[Some records]
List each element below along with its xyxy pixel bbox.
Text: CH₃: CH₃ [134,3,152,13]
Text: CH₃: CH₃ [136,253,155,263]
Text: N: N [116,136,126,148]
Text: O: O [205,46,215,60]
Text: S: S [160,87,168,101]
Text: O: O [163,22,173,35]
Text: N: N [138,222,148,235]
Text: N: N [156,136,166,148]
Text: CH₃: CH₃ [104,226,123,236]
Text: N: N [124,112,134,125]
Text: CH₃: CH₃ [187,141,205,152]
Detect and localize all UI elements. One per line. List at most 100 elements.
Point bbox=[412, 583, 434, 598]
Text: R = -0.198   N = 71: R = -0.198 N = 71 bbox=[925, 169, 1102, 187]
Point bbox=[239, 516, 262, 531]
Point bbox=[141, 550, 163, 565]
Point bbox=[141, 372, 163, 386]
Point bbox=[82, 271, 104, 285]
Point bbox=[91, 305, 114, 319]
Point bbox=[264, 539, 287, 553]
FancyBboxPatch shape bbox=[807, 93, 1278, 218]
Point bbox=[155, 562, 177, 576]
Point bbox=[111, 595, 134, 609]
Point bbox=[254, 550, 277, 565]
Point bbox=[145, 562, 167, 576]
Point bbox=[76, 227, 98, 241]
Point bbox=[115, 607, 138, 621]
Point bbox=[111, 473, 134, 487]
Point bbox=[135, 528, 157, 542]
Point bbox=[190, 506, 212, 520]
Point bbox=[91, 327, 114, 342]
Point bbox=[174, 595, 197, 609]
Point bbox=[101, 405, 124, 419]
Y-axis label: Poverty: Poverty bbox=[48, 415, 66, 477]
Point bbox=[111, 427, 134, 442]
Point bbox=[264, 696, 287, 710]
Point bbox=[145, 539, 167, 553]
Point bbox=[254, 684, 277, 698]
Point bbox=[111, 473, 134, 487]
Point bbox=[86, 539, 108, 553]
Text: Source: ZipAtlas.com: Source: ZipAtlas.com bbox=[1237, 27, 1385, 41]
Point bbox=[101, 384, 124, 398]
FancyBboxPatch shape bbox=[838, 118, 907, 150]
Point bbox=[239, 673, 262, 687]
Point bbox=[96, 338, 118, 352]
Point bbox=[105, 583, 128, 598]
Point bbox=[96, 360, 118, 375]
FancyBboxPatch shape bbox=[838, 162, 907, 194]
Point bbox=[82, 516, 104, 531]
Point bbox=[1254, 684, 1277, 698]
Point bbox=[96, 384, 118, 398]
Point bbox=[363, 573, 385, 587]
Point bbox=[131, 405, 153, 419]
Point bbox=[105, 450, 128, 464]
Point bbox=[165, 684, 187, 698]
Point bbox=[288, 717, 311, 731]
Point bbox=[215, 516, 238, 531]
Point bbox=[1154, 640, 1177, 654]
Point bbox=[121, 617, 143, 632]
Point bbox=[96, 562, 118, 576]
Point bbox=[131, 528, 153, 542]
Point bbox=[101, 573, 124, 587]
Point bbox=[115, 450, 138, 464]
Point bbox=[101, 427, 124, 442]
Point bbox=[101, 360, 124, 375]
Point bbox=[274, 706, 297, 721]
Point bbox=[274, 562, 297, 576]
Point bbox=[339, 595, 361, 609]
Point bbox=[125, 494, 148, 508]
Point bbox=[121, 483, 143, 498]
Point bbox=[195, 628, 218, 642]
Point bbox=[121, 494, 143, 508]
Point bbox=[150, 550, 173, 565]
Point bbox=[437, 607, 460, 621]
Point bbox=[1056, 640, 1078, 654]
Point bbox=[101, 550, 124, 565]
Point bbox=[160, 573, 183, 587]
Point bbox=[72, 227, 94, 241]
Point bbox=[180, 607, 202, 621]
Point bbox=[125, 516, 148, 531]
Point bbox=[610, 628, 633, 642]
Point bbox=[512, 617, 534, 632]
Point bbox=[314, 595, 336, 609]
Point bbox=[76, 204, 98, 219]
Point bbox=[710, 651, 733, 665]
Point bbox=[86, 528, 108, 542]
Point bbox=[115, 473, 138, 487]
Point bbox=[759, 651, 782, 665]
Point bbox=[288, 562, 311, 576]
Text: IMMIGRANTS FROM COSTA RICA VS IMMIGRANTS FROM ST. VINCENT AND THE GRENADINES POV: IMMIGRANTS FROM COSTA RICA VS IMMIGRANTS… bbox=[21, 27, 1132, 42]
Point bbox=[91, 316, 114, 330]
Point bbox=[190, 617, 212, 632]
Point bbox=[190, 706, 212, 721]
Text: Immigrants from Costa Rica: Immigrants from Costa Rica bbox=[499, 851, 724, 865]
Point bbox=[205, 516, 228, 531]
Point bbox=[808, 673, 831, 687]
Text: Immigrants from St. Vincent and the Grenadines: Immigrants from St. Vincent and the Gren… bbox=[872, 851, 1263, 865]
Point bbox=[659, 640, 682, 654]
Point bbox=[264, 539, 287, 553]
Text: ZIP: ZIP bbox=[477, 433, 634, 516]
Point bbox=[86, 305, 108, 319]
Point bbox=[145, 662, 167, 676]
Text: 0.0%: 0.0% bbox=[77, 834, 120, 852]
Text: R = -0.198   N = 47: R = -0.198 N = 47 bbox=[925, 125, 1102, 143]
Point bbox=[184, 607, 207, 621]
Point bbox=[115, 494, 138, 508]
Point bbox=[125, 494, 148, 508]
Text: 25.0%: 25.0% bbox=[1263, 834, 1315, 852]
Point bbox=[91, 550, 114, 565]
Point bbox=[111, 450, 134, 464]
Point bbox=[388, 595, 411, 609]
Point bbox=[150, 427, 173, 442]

What is expected: Extract every line from the material above and reproduce each one character for character.

Complete response:
List each element below along with its xyxy pixel bbox.
Text: CH₃: CH₃ [134,3,152,13]
Text: CH₃: CH₃ [136,253,155,263]
Text: N: N [116,136,126,148]
Text: O: O [205,46,215,60]
Text: S: S [160,87,168,101]
Text: O: O [163,22,173,35]
Text: N: N [138,222,148,235]
Text: N: N [156,136,166,148]
Text: CH₃: CH₃ [104,226,123,236]
Text: N: N [124,112,134,125]
Text: CH₃: CH₃ [187,141,205,152]
Detect and localize all UI elements. One per line. List at most 100 elements.
Point bbox=[412, 583, 434, 598]
Text: R = -0.198   N = 71: R = -0.198 N = 71 bbox=[925, 169, 1102, 187]
Point bbox=[239, 516, 262, 531]
Point bbox=[141, 550, 163, 565]
Point bbox=[141, 372, 163, 386]
Point bbox=[82, 271, 104, 285]
Point bbox=[91, 305, 114, 319]
Point bbox=[264, 539, 287, 553]
FancyBboxPatch shape bbox=[807, 93, 1278, 218]
Point bbox=[155, 562, 177, 576]
Point bbox=[111, 595, 134, 609]
Point bbox=[254, 550, 277, 565]
Point bbox=[145, 562, 167, 576]
Point bbox=[76, 227, 98, 241]
Point bbox=[115, 607, 138, 621]
Point bbox=[111, 473, 134, 487]
Point bbox=[135, 528, 157, 542]
Point bbox=[190, 506, 212, 520]
Point bbox=[91, 327, 114, 342]
Point bbox=[174, 595, 197, 609]
Point bbox=[101, 405, 124, 419]
Y-axis label: Poverty: Poverty bbox=[48, 415, 66, 477]
Point bbox=[111, 427, 134, 442]
Point bbox=[264, 696, 287, 710]
Point bbox=[145, 539, 167, 553]
Point bbox=[254, 684, 277, 698]
Point bbox=[111, 473, 134, 487]
Point bbox=[86, 539, 108, 553]
Text: Source: ZipAtlas.com: Source: ZipAtlas.com bbox=[1237, 27, 1385, 41]
Point bbox=[101, 384, 124, 398]
FancyBboxPatch shape bbox=[838, 118, 907, 150]
Point bbox=[239, 673, 262, 687]
Point bbox=[96, 338, 118, 352]
Point bbox=[105, 583, 128, 598]
Point bbox=[96, 360, 118, 375]
FancyBboxPatch shape bbox=[838, 162, 907, 194]
Point bbox=[82, 516, 104, 531]
Point bbox=[1254, 684, 1277, 698]
Point bbox=[96, 384, 118, 398]
Point bbox=[363, 573, 385, 587]
Point bbox=[131, 405, 153, 419]
Point bbox=[105, 450, 128, 464]
Point bbox=[165, 684, 187, 698]
Point bbox=[288, 717, 311, 731]
Point bbox=[215, 516, 238, 531]
Point bbox=[1154, 640, 1177, 654]
Point bbox=[121, 617, 143, 632]
Point bbox=[96, 562, 118, 576]
Point bbox=[131, 528, 153, 542]
Point bbox=[101, 573, 124, 587]
Point bbox=[115, 450, 138, 464]
Point bbox=[101, 427, 124, 442]
Point bbox=[101, 360, 124, 375]
Point bbox=[274, 706, 297, 721]
Point bbox=[274, 562, 297, 576]
Point bbox=[339, 595, 361, 609]
Point bbox=[125, 494, 148, 508]
Point bbox=[121, 483, 143, 498]
Point bbox=[195, 628, 218, 642]
Point bbox=[121, 494, 143, 508]
Point bbox=[150, 550, 173, 565]
Point bbox=[437, 607, 460, 621]
Point bbox=[1056, 640, 1078, 654]
Point bbox=[101, 550, 124, 565]
Point bbox=[160, 573, 183, 587]
Point bbox=[72, 227, 94, 241]
Point bbox=[180, 607, 202, 621]
Point bbox=[125, 516, 148, 531]
Point bbox=[610, 628, 633, 642]
Point bbox=[512, 617, 534, 632]
Point bbox=[314, 595, 336, 609]
Point bbox=[76, 204, 98, 219]
Point bbox=[710, 651, 733, 665]
Point bbox=[86, 528, 108, 542]
Point bbox=[115, 473, 138, 487]
Point bbox=[759, 651, 782, 665]
Point bbox=[288, 562, 311, 576]
Text: IMMIGRANTS FROM COSTA RICA VS IMMIGRANTS FROM ST. VINCENT AND THE GRENADINES POV: IMMIGRANTS FROM COSTA RICA VS IMMIGRANTS… bbox=[21, 27, 1132, 42]
Point bbox=[91, 316, 114, 330]
Point bbox=[190, 617, 212, 632]
Point bbox=[190, 706, 212, 721]
Text: Immigrants from Costa Rica: Immigrants from Costa Rica bbox=[499, 851, 724, 865]
Point bbox=[205, 516, 228, 531]
Point bbox=[808, 673, 831, 687]
Text: Immigrants from St. Vincent and the Grenadines: Immigrants from St. Vincent and the Gren… bbox=[872, 851, 1263, 865]
Point bbox=[659, 640, 682, 654]
Point bbox=[264, 539, 287, 553]
Text: ZIP: ZIP bbox=[477, 433, 634, 516]
Point bbox=[86, 305, 108, 319]
Point bbox=[145, 662, 167, 676]
Text: 0.0%: 0.0% bbox=[77, 834, 120, 852]
Text: R = -0.198   N = 47: R = -0.198 N = 47 bbox=[925, 125, 1102, 143]
Point bbox=[184, 607, 207, 621]
Point bbox=[115, 494, 138, 508]
Point bbox=[125, 494, 148, 508]
Text: 25.0%: 25.0% bbox=[1263, 834, 1315, 852]
Point bbox=[91, 550, 114, 565]
Point bbox=[111, 450, 134, 464]
Point bbox=[388, 595, 411, 609]
Point bbox=[150, 427, 173, 442]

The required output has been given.